• [The task]: How many of the lines below hold the word "Cores"? Answer only with the number.

[Stored entries]
--------------------------------
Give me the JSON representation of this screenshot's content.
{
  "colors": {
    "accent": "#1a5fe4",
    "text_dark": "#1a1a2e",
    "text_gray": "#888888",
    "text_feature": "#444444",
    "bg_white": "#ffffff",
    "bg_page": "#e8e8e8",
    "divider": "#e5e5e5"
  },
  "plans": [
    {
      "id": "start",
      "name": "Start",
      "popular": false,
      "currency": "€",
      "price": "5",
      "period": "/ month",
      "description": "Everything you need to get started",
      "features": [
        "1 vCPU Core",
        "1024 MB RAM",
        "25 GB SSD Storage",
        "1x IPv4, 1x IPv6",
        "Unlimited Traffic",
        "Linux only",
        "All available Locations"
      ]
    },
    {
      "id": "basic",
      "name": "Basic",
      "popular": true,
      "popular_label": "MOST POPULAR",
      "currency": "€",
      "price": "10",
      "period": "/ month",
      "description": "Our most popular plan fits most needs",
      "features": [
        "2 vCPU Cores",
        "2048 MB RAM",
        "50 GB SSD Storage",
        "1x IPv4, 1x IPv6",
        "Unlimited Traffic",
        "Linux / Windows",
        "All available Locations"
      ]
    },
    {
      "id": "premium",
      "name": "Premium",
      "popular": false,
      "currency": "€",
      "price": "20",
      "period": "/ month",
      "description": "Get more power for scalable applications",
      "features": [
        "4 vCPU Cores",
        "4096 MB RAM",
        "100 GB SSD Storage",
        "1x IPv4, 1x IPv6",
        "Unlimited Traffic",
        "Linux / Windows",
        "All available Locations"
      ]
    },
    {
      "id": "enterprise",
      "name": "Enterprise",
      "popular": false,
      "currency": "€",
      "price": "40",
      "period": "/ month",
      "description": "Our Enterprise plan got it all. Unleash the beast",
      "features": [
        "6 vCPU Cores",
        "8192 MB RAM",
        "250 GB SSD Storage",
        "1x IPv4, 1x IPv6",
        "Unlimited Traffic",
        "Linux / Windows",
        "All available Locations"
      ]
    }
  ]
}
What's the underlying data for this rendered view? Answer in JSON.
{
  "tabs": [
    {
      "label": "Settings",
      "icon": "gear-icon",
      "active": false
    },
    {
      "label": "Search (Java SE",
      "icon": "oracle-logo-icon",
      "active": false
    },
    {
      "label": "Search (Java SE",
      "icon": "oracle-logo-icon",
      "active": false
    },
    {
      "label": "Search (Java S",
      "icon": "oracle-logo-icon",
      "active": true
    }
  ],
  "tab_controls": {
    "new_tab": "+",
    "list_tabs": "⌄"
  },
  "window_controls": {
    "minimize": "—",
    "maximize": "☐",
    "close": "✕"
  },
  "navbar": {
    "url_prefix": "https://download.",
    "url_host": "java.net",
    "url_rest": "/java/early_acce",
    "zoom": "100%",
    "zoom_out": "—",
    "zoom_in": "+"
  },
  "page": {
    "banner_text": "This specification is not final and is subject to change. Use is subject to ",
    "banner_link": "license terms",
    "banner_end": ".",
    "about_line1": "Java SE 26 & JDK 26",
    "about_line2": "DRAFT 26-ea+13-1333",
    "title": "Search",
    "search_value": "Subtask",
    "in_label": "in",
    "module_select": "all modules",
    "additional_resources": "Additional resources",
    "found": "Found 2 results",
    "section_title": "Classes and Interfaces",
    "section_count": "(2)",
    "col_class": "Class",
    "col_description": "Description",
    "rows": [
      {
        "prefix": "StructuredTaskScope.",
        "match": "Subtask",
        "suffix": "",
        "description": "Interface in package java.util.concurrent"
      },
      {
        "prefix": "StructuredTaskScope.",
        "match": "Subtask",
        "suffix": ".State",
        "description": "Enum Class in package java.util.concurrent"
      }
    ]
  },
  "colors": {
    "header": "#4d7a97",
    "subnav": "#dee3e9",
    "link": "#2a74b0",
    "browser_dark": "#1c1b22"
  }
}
--------------------------------
• [Result]: 3